Exercise brief »
Every record below should be printed exactly as it appears.

[Begin]

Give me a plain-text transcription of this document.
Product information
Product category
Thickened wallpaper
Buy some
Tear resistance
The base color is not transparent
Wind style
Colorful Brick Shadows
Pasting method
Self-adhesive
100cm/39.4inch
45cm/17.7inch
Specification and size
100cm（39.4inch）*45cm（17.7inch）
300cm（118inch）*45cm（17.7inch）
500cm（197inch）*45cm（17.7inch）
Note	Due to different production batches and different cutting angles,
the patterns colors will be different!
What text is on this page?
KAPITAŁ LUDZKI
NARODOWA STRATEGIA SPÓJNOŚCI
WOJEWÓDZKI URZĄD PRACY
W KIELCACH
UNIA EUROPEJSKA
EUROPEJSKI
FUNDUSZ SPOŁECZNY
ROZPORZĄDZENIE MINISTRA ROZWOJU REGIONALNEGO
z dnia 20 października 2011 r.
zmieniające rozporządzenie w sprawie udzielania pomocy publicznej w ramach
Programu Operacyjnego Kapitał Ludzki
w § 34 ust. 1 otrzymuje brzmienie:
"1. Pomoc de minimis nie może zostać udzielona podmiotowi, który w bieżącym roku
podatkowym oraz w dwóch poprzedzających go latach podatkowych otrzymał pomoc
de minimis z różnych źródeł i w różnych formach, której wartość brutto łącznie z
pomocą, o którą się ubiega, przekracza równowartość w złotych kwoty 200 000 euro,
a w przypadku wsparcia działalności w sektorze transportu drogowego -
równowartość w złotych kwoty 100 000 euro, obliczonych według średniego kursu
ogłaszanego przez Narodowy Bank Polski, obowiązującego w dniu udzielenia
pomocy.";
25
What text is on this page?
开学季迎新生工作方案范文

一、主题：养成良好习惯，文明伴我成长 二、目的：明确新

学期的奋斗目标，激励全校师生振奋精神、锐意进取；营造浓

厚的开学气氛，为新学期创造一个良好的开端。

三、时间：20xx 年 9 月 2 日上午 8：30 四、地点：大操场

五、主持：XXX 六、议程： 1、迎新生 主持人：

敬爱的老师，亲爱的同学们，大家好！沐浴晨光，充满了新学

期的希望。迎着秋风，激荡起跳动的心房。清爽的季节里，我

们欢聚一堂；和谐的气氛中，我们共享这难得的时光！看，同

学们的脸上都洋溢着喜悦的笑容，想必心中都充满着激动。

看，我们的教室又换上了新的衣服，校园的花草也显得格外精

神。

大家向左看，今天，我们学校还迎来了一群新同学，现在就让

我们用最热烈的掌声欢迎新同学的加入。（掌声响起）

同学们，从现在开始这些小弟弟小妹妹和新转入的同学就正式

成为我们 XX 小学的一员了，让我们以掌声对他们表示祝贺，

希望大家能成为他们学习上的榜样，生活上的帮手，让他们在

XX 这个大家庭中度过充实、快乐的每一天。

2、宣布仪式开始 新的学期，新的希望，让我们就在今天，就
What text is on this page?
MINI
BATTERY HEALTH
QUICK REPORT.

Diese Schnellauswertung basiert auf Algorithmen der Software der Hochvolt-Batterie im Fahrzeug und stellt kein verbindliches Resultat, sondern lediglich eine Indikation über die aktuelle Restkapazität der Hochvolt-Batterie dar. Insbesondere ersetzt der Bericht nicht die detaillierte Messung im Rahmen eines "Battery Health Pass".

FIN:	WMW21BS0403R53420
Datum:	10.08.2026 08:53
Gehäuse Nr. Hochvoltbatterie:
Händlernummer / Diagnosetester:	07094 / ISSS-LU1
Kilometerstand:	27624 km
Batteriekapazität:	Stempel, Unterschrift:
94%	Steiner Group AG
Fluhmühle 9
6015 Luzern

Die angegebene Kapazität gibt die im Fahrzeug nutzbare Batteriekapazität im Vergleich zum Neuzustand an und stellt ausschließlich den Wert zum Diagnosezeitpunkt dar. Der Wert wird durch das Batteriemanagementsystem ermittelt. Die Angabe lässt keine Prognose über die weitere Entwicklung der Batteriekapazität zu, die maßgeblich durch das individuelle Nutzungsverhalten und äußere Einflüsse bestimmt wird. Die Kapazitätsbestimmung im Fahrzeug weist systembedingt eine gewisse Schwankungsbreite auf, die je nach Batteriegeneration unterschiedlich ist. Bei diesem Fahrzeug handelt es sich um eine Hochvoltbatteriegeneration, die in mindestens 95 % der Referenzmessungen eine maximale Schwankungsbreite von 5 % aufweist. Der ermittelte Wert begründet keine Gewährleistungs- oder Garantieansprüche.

[End]

Response to the task »
Give me a plain-text transcription of this document.
Product information
Product category
Thickened wallpaper
Buy some
Tear resistance
The base color is not transparent
Wind style
Colorful Brick Shadows
Pasting method
Self-adhesive
100cm/39.4inch
45cm/17.7inch
Specification and size
100cm（39.4inch）*45cm（17.7inch）
300cm（118inch）*45cm（17.7inch）
500cm（197inch）*45cm（17.7inch）
Note	Due to different production batches and different cutting angles,
the patterns colors will be different!
What text is on this page?
KAPITAŁ LUDZKI
NARODOWA STRATEGIA SPÓJNOŚCI
WOJEWÓDZKI URZĄD PRACY
W KIELCACH
UNIA EUROPEJSKA
EUROPEJSKI
FUNDUSZ SPOŁECZNY
ROZPORZĄDZENIE MINISTRA ROZWOJU REGIONALNEGO
z dnia 20 października 2011 r.
zmieniające rozporządzenie w sprawie udzielania pomocy publicznej w ramach
Programu Operacyjnego Kapitał Ludzki
w § 34 ust. 1 otrzymuje brzmienie:
"1. Pomoc de minimis nie może zostać udzielona podmiotowi, który w bieżącym roku
podatkowym oraz w dwóch poprzedzających go latach podatkowych otrzymał pomoc
de minimis z różnych źródeł i w różnych formach, której wartość brutto łącznie z
pomocą, o którą się ubiega, przekracza równowartość w złotych kwoty 200 000 euro,
a w przypadku wsparcia działalności w sektorze transportu drogowego -
równowartość w złotych kwoty 100 000 euro, obliczonych według średniego kursu
ogłaszanego przez Narodowy Bank Polski, obowiązującego w dniu udzielenia
pomocy.";
25
What text is on this page?
开学季迎新生工作方案范文

一、主题：养成良好习惯，文明伴我成长 二、目的：明确新

学期的奋斗目标，激励全校师生振奋精神、锐意进取；营造浓

厚的开学气氛，为新学期创造一个良好的开端。

三、时间：20xx 年 9 月 2 日上午 8：30 四、地点：大操场

五、主持：XXX 六、议程： 1、迎新生 主持人：

敬爱的老师，亲爱的同学们，大家好！沐浴晨光，充满了新学

期的希望。迎着秋风，激荡起跳动的心房。清爽的季节里，我

们欢聚一堂；和谐的气氛中，我们共享这难得的时光！看，同

学们的脸上都洋溢着喜悦的笑容，想必心中都充满着激动。

看，我们的教室又换上了新的衣服，校园的花草也显得格外精

神。

大家向左看，今天，我们学校还迎来了一群新同学，现在就让

我们用最热烈的掌声欢迎新同学的加入。（掌声响起）

同学们，从现在开始这些小弟弟小妹妹和新转入的同学就正式

成为我们 XX 小学的一员了，让我们以掌声对他们表示祝贺，

希望大家能成为他们学习上的榜样，生活上的帮手，让他们在

XX 这个大家庭中度过充实、快乐的每一天。

2、宣布仪式开始 新的学期，新的希望，让我们就在今天，就
What text is on this page?
MINI
BATTERY HEALTH
QUICK REPORT.

Diese Schnellauswertung basiert auf Algorithmen der Software der Hochvolt-Batterie im Fahrzeug und stellt kein verbindliches Resultat, sondern lediglich eine Indikation über die aktuelle Restkapazität der Hochvolt-Batterie dar. Insbesondere ersetzt der Bericht nicht die detaillierte Messung im Rahmen eines "Battery Health Pass".

FIN:	WMW21BS0403R53420
Datum:	10.08.2026 08:53
Gehäuse Nr. Hochvoltbatterie:
Händlernummer / Diagnosetester:	07094 / ISSS-LU1
Kilometerstand:	27624 km
Batteriekapazität:	Stempel, Unterschrift:
94%	Steiner Group AG
Fluhmühle 9
6015 Luzern

Die angegebene Kapazität gibt die im Fahrzeug nutzbare Batteriekapazität im Vergleich zum Neuzustand an und stellt ausschließlich den Wert zum Diagnosezeitpunkt dar. Der Wert wird durch das Batteriemanagementsystem ermittelt. Die Angabe lässt keine Prognose über die weitere Entwicklung der Batteriekapazität zu, die maßgeblich durch das individuelle Nutzungsverhalten und äußere Einflüsse bestimmt wird. Die Kapazitätsbestimmung im Fahrzeug weist systembedingt eine gewisse Schwankungsbreite auf, die je nach Batteriegeneration unterschiedlich ist. Bei diesem Fahrzeug handelt es sich um eine Hochvoltbatteriegeneration, die in mindestens 95 % der Referenzmessungen eine maximale Schwankungsbreite von 5 % aufweist. Der ermittelte Wert begründet keine Gewährleistungs- oder Garantieansprüche.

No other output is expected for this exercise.